◆ Problem: Search the entries below. Return every line that has "CSSCI" in it.

◆ Task inputs:

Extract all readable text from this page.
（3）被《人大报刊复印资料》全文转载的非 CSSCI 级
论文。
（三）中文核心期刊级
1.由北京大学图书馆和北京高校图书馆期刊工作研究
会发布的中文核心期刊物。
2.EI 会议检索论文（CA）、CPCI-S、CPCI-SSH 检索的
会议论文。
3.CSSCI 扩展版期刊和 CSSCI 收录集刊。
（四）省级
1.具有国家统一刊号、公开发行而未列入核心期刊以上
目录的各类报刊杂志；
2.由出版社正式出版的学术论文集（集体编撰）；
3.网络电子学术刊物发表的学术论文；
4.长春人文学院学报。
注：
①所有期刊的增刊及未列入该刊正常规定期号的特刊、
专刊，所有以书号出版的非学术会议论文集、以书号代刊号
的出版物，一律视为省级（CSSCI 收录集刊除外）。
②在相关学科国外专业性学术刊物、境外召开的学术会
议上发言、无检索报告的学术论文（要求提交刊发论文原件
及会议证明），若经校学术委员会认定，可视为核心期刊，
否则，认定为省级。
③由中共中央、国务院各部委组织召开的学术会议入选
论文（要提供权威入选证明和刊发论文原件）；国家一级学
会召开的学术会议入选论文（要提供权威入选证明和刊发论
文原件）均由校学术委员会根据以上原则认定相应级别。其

* * *

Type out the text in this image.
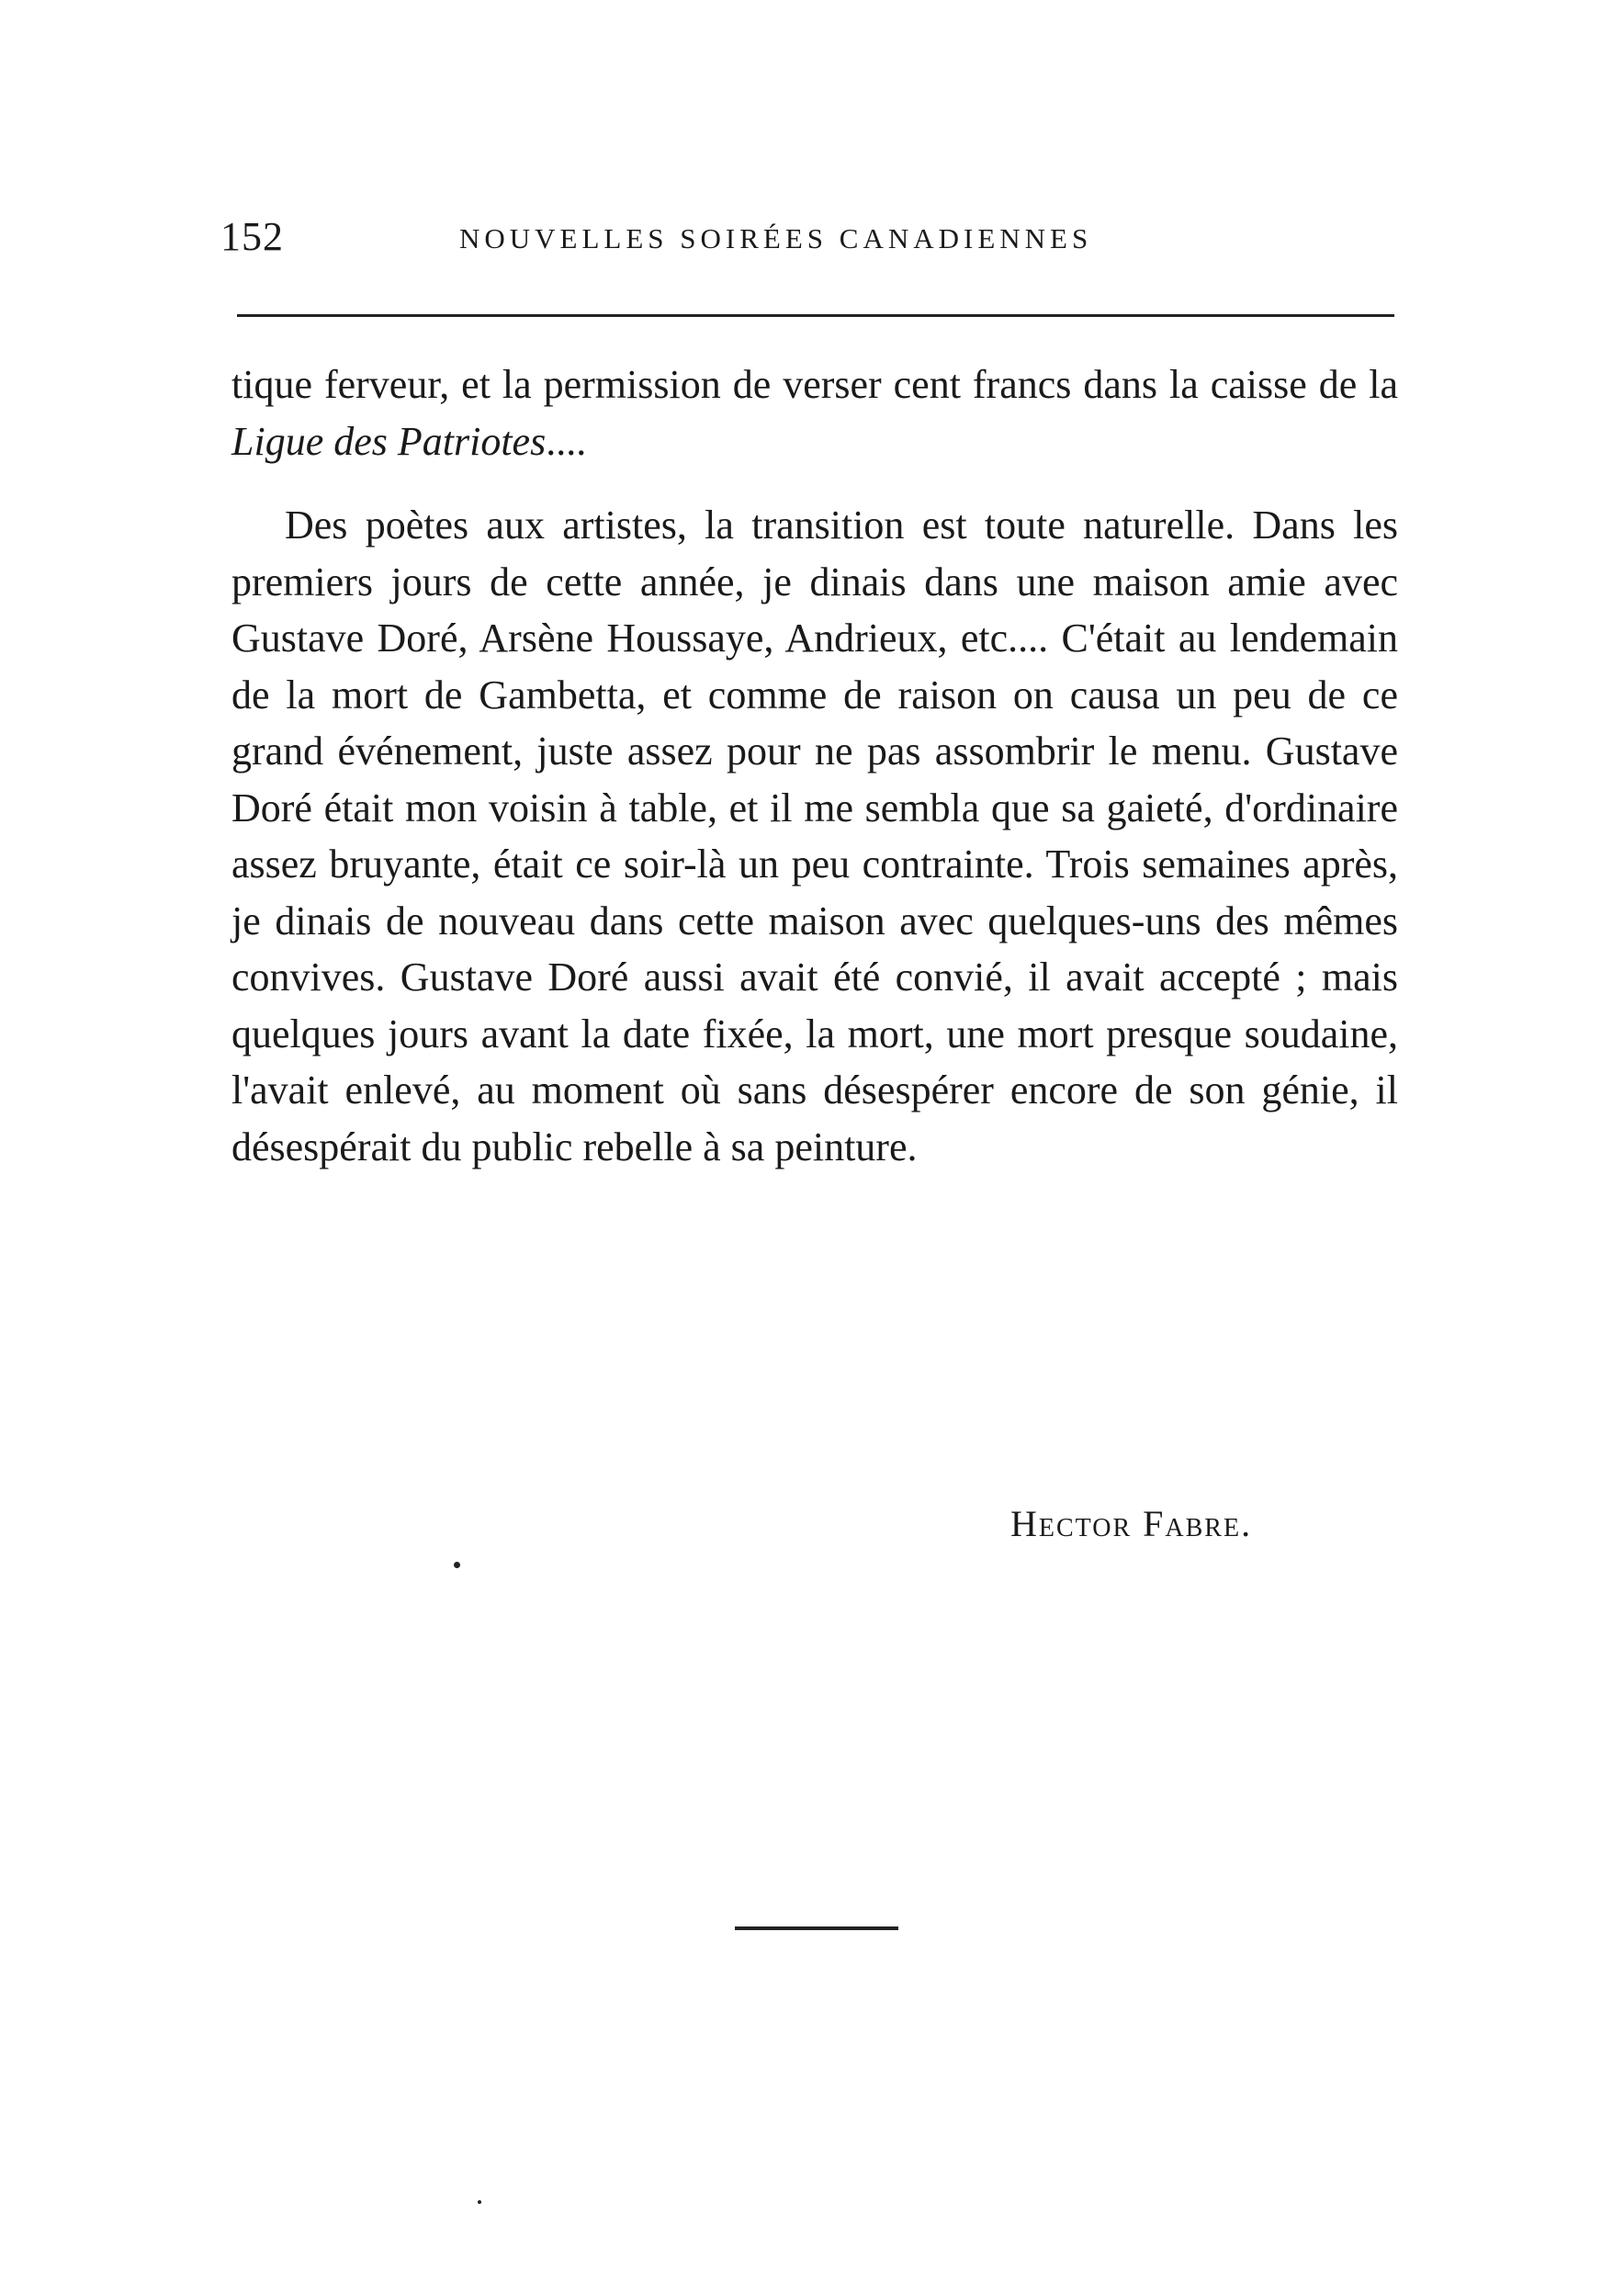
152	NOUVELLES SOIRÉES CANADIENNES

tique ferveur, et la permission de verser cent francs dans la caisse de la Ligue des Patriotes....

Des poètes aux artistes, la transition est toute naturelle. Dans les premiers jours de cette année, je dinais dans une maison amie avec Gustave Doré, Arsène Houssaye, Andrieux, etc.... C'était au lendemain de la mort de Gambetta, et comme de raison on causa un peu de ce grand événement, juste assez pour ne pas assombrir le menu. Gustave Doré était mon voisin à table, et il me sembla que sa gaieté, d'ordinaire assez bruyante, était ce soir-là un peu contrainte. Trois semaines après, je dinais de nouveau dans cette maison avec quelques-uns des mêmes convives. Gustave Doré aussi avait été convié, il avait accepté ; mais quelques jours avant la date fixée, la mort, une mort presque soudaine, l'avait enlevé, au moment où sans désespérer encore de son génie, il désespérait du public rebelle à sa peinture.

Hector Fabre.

---

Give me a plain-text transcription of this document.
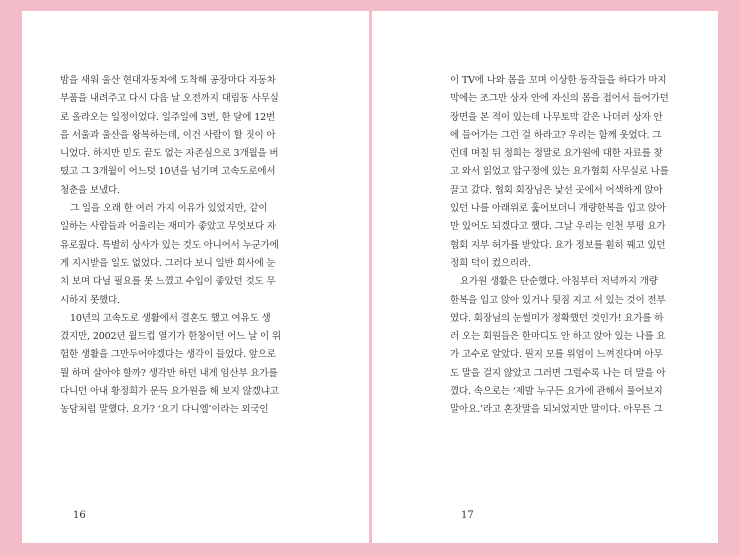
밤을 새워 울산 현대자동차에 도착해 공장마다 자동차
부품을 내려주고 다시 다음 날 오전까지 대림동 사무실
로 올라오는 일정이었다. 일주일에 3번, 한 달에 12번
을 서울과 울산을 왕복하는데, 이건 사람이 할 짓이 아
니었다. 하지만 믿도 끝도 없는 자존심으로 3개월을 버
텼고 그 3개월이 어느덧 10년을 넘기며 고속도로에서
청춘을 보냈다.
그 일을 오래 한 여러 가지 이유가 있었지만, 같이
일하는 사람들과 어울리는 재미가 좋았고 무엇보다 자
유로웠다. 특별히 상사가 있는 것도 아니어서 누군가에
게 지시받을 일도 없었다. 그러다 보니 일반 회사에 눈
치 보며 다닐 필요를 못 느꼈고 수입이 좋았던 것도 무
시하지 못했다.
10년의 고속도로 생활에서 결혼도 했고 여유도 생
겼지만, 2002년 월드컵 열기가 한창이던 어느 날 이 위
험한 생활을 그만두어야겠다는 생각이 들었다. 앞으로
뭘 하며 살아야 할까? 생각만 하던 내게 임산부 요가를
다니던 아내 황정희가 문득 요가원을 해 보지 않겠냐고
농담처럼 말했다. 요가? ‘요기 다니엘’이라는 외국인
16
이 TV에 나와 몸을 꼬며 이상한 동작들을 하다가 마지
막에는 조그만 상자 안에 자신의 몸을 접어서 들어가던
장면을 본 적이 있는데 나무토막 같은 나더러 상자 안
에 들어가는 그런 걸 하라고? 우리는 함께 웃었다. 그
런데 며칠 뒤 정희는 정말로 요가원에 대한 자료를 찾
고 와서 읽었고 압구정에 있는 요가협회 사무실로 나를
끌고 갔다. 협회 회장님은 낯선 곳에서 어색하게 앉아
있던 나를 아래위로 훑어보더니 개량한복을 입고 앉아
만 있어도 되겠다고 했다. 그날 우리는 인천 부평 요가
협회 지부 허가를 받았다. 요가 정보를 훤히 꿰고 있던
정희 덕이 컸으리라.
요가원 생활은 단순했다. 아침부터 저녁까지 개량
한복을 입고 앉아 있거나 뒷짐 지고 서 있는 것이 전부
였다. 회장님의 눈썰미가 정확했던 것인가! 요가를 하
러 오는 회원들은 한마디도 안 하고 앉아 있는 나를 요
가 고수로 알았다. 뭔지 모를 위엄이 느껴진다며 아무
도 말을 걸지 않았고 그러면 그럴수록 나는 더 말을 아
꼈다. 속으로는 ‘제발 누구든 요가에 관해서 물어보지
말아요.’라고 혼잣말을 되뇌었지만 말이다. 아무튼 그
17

◆ Answer to this task:
（3）被《人大报刊复印资料》全文转载的非 CSSCI 级
3.CSSCI 扩展版期刊和 CSSCI 收录集刊。
的出版物，一律视为省级（CSSCI 收录集刊除外）。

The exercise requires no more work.